**PROBLEM:** Identify each line holding the string "จกรรม" and copy it.

**RAW DATA:**
= = =
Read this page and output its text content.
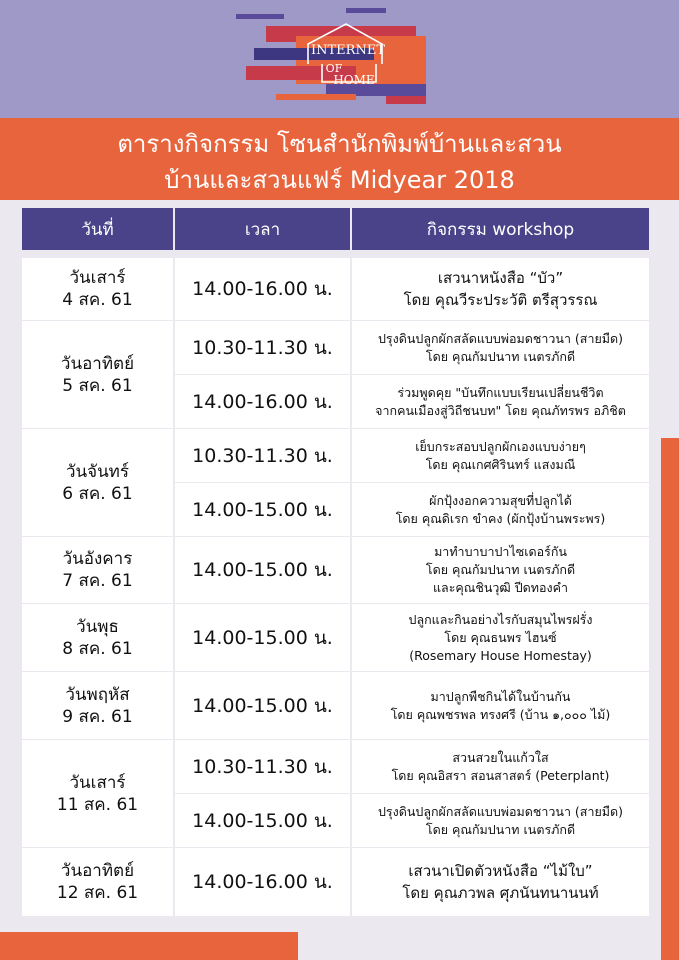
INTERNET
OF
HOME
ตารางกิจกรรม โซนสำนักพิมพ์บ้านและสวน
บ้านและสวนแฟร์ Midyear 2018
วันที่	เวลา	กิจกรรม workshop
วันเสาร์
4 สค. 61
วันอาทิตย์
5 สค. 61
วันจันทร์
6 สค. 61
วันอังคาร
7 สค. 61
วันพุธ
8 สค. 61
วันพฤหัส
9 สค. 61
วันเสาร์
11 สค. 61
วันอาทิตย์
12 สค. 61
14.00-16.00 น.
10.30-11.30 น.
14.00-16.00 น.
10.30-11.30 น.
14.00-15.00 น.
14.00-15.00 น.
14.00-15.00 น.
14.00-15.00 น.
10.30-11.30 น.
14.00-15.00 น.
14.00-16.00 น.
เสวนาหนังสือ “บัว”
โดย คุณวีระประวัติ ตรีสุวรรณ
ปรุงดินปลูกผักสลัดแบบพ่อมดชาวนา (สายมืด)
โดย คุณกัมปนาท เนตรภักดี
ร่วมพูดคุย "บันทึกแบบเรียนเปลี่ยนชีวิต
จากคนเมืองสู่วิถีชนบท" โดย คุณภัทรพร อภิชิต
เย็บกระสอบปลูกผักเองแบบง่ายๆ
โดย คุณเกศศิรินทร์ แสงมณี
ผักปุ้งงอกความสุขที่ปลูกได้
โดย คุณดิเรก ขำคง (ผักปุ้งบ้านพระพร)
มาทำบาบาปาไซเดอร์กัน
โดย คุณกัมปนาท เนตรภักดี
และคุณชินวุฒิ ปีดทองคำ
ปลูกและกินอย่างไรกับสมุนไพรฝรั่ง
โดย คุณธนพร ไฮนซ์
(Rosemary House Homestay)
มาปลูกพืชกินได้ในบ้านกัน
โดย คุณพชรพล ทรงศรี (บ้าน ๑,๐๐๐ ไม้)
สวนสวยในแก้วใส
โดย คุณอิสรา สอนสาสตร์ (Peterplant)
ปรุงดินปลูกผักสลัดแบบพ่อมดชาวนา (สายมืด)
โดย คุณกัมปนาท เนตรภักดี
เสวนาเปิดตัวหนังสือ “ไม้ใบ”
โดย คุณภวพล ศุภนันทนานนท์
= = =
**CORRECT RESPONSE:**
ตารางกิจกรรม โซนสำนักพิมพ์บ้านและสวน
วันที่	เวลา	กิจกรรม workshop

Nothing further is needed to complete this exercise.